╭─ Data extract

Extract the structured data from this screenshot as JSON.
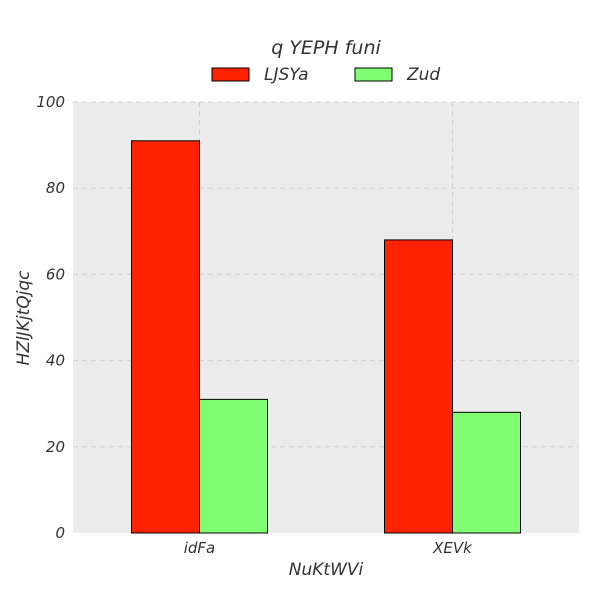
{
  "chart_data": {
    "type": "bar",
    "title": "q YEPH funi",
    "xlabel": "NuKtWVi",
    "ylabel": "HZlJKjtQjqc",
    "categories": [
      "idFa",
      "XEVk"
    ],
    "series": [
      {
        "name": "LJSYa",
        "values": [
          91,
          68
        ],
        "color": "#ff2200"
      },
      {
        "name": "Zud",
        "values": [
          31,
          28
        ],
        "color": "#80ff73"
      }
    ],
    "ylim": [
      0,
      100
    ],
    "yticks": [
      0,
      20,
      40,
      60,
      80,
      100
    ],
    "grid": true,
    "legend_position": "top-center",
    "background_color": "#ececec",
    "grid_color": "#d0d0d0"
  }
}
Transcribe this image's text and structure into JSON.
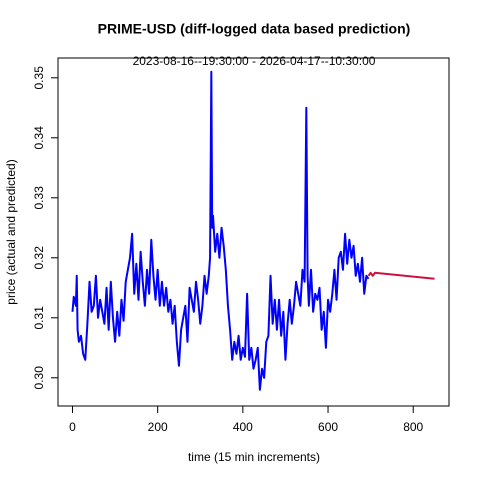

╰─

[Short task] Your copy of the data above should match it exactly, except that pictures are left out.

[In response]
Extract the structured data from this screenshot as JSON.
{
  "chart_data": {
    "type": "bar",
    "title": "q YEPH funi",
    "xlabel": "NuKtWVi",
    "ylabel": "HZlJKjtQjqc",
    "categories": [
      "idFa",
      "XEVk"
    ],
    "series": [
      {
        "name": "LJSYa",
        "values": [
          91,
          68
        ],
        "color": "#ff2200"
      },
      {
        "name": "Zud",
        "values": [
          31,
          28
        ],
        "color": "#80ff73"
      }
    ],
    "ylim": [
      0,
      100
    ],
    "yticks": [
      0,
      20,
      40,
      60,
      80,
      100
    ],
    "grid": true,
    "legend_position": "top-center",
    "background_color": "#ececec",
    "grid_color": "#d0d0d0"
  }
}
Transcribe this image's text and structure into JSON.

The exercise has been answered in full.